▶ [Task]: Would it be possible to write out each entry below exactly, without the pictures?

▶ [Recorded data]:
^^^^

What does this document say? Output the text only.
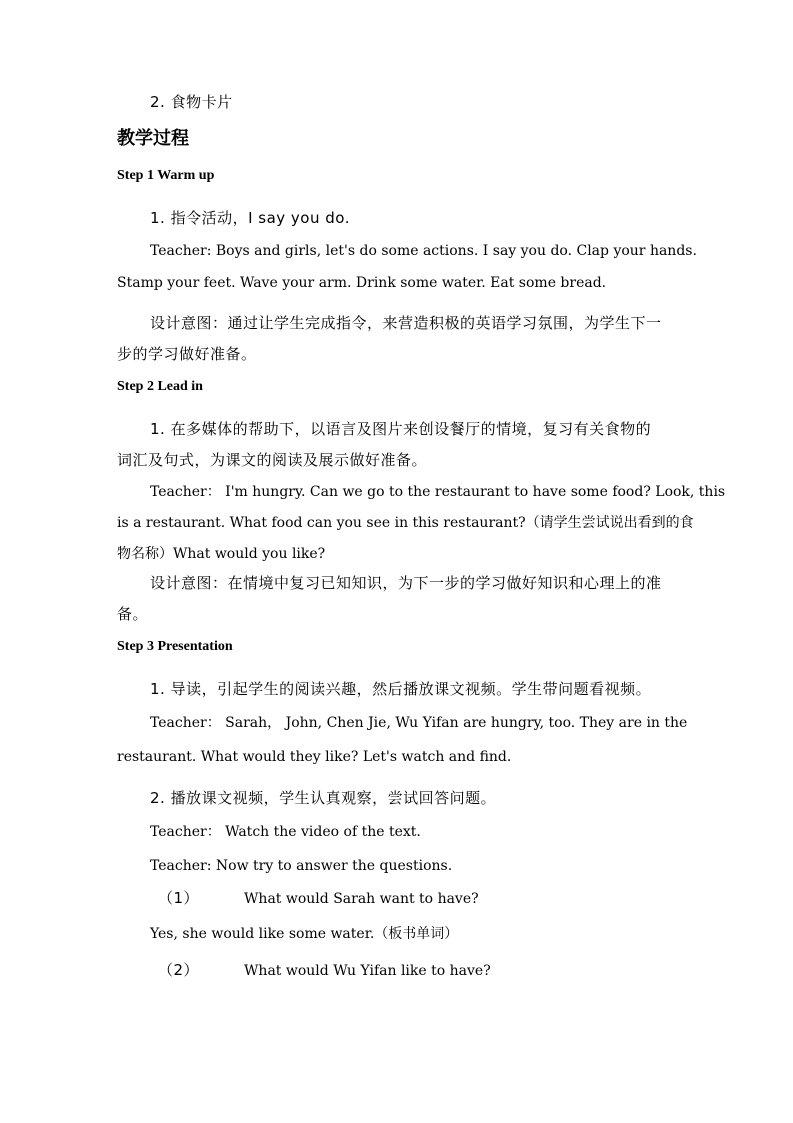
2. 食物卡片
教学过程
Step 1 Warm up
1. 指令活动，I say you do.
Teacher: Boys and girls, let's do some actions. I say you do. Clap your hands.
Stamp your feet. Wave your arm. Drink some water. Eat some bread.
设计意图：通过让学生完成指令，来营造积极的英语学习氛围，为学生下一
步的学习做好准备。
Step 2 Lead in
1. 在多媒体的帮助下，以语言及图片来创设餐厅的情境，复习有关食物的
词汇及句式，为课文的阅读及展示做好准备。
Teacher： I'm hungry. Can we go to the restaurant to have some food? Look, this
is a restaurant. What food can you see in this restaurant?（请学生尝试说出看到的食
物名称）What would you like?
设计意图：在情境中复习已知知识，为下一步的学习做好知识和心理上的准
备。
Step 3 Presentation
1. 导读，引起学生的阅读兴趣，然后播放课文视频。学生带问题看视频。
Teacher： Sarah， John, Chen Jie, Wu Yifan are hungry, too. They are in the
restaurant. What would they like? Let's watch and find.
2. 播放课文视频，学生认真观察，尝试回答问题。
Teacher： Watch the video of the text.
Teacher: Now try to answer the questions.
（1）	What would Sarah want to have?
Yes, she would like some water.（板书单词）
（2）	What would Wu Yifan like to have?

^^^^

▶ [Task answer]:
What does this document say? Output the text only.
2. 食物卡片
教学过程
Step 1 Warm up
1. 指令活动，I say you do.
Teacher: Boys and girls, let's do some actions. I say you do. Clap your hands.
Stamp your feet. Wave your arm. Drink some water. Eat some bread.
设计意图：通过让学生完成指令，来营造积极的英语学习氛围，为学生下一
步的学习做好准备。
Step 2 Lead in
1. 在多媒体的帮助下，以语言及图片来创设餐厅的情境，复习有关食物的
词汇及句式，为课文的阅读及展示做好准备。
Teacher： I'm hungry. Can we go to the restaurant to have some food? Look, this
is a restaurant. What food can you see in this restaurant?（请学生尝试说出看到的食
物名称）What would you like?
设计意图：在情境中复习已知知识，为下一步的学习做好知识和心理上的准
备。
Step 3 Presentation
1. 导读，引起学生的阅读兴趣，然后播放课文视频。学生带问题看视频。
Teacher： Sarah， John, Chen Jie, Wu Yifan are hungry, too. They are in the
restaurant. What would they like? Let's watch and find.
2. 播放课文视频，学生认真观察，尝试回答问题。
Teacher： Watch the video of the text.
Teacher: Now try to answer the questions.
（1）	What would Sarah want to have?
Yes, she would like some water.（板书单词）
（2）	What would Wu Yifan like to have?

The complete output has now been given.